--- start of Data excerpts ---
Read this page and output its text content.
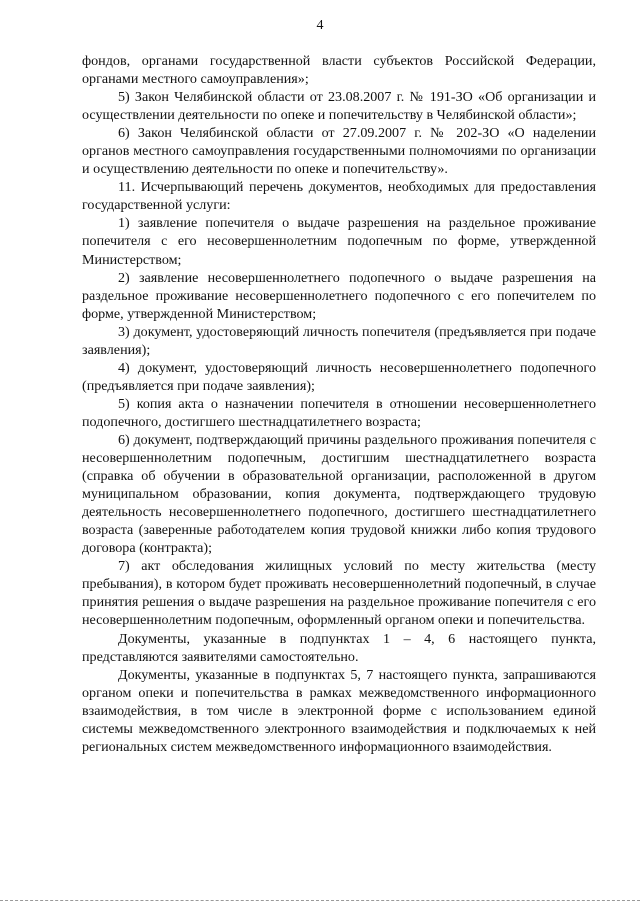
4

фондов, органами государственной власти субъектов Российской Федерации, органами местного самоуправления»;

5) Закон Челябинской области от 23.08.2007 г. № 191-ЗО «Об организации и осуществлении деятельности по опеке и попечительству в Челябинской области»;

6) Закон Челябинской области от 27.09.2007 г. № 202-ЗО «О наделении органов местного самоуправления государственными полномочиями по организации и осуществлению деятельности по опеке и попечительству».

11. Исчерпывающий перечень документов, необходимых для предоставления государственной услуги:

1) заявление попечителя о выдаче разрешения на раздельное проживание попечителя с его несовершеннолетним подопечным по форме, утвержденной Министерством;

2) заявление несовершеннолетнего подопечного о выдаче разрешения на раздельное проживание несовершеннолетнего подопечного с его попечителем по форме, утвержденной Министерством;

3) документ, удостоверяющий личность попечителя (предъявляется при подаче заявления);

4) документ, удостоверяющий личность несовершеннолетнего подопечного (предъявляется при подаче заявления);

5) копия акта о назначении попечителя в отношении несовершеннолетнего подопечного, достигшего шестнадцатилетнего возраста;

6) документ, подтверждающий причины раздельного проживания попечителя с несовершеннолетним подопечным, достигшим шестнадцатилетнего возраста (справка об обучении в образовательной организации, расположенной в другом муниципальном образовании, копия документа, подтверждающего трудовую деятельность несовершеннолетнего подопечного, достигшего шестнадцатилетнего возраста (заверенные работодателем копия трудовой книжки либо копия трудового договора (контракта);

7) акт обследования жилищных условий по месту жительства (месту пребывания), в котором будет проживать несовершеннолетний подопечный, в случае принятия решения о выдаче разрешения на раздельное проживание попечителя с его несовершеннолетним подопечным, оформленный органом опеки и попечительства.

Документы, указанные в подпунктах 1 – 4, 6 настоящего пункта, представляются заявителями самостоятельно.

Документы, указанные в подпунктах 5, 7 настоящего пункта, запрашиваются органом опеки и попечительства в рамках межведомственного информационного взаимодействия, в том числе в электронной форме с использованием единой системы межведомственного электронного взаимодействия и подключаемых к ней региональных систем межведомственного информационного взаимодействия.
--- end of Data excerpts ---
• [Aim of the exercise]: Print the complete listing exactly, apart from any pictures.

• [In response]:
Read this page and output its text content.
4

фондов, органами государственной власти субъектов Российской Федерации, органами местного самоуправления»;

5) Закон Челябинской области от 23.08.2007 г. № 191-ЗО «Об организации и осуществлении деятельности по опеке и попечительству в Челябинской области»;

6) Закон Челябинской области от 27.09.2007 г. № 202-ЗО «О наделении органов местного самоуправления государственными полномочиями по организации и осуществлению деятельности по опеке и попечительству».

11. Исчерпывающий перечень документов, необходимых для предоставления государственной услуги:

1) заявление попечителя о выдаче разрешения на раздельное проживание попечителя с его несовершеннолетним подопечным по форме, утвержденной Министерством;

2) заявление несовершеннолетнего подопечного о выдаче разрешения на раздельное проживание несовершеннолетнего подопечного с его попечителем по форме, утвержденной Министерством;

3) документ, удостоверяющий личность попечителя (предъявляется при подаче заявления);

4) документ, удостоверяющий личность несовершеннолетнего подопечного (предъявляется при подаче заявления);

5) копия акта о назначении попечителя в отношении несовершеннолетнего подопечного, достигшего шестнадцатилетнего возраста;

6) документ, подтверждающий причины раздельного проживания попечителя с несовершеннолетним подопечным, достигшим шестнадцатилетнего возраста (справка об обучении в образовательной организации, расположенной в другом муниципальном образовании, копия документа, подтверждающего трудовую деятельность несовершеннолетнего подопечного, достигшего шестнадцатилетнего возраста (заверенные работодателем копия трудовой книжки либо копия трудового договора (контракта);

7) акт обследования жилищных условий по месту жительства (месту пребывания), в котором будет проживать несовершеннолетний подопечный, в случае принятия решения о выдаче разрешения на раздельное проживание попечителя с его несовершеннолетним подопечным, оформленный органом опеки и попечительства.

Документы, указанные в подпунктах 1 – 4, 6 настоящего пункта, представляются заявителями самостоятельно.

Документы, указанные в подпунктах 5, 7 настоящего пункта, запрашиваются органом опеки и попечительства в рамках межведомственного информационного взаимодействия, в том числе в электронной форме с использованием единой системы межведомственного электронного взаимодействия и подключаемых к ней региональных систем межведомственного информационного взаимодействия.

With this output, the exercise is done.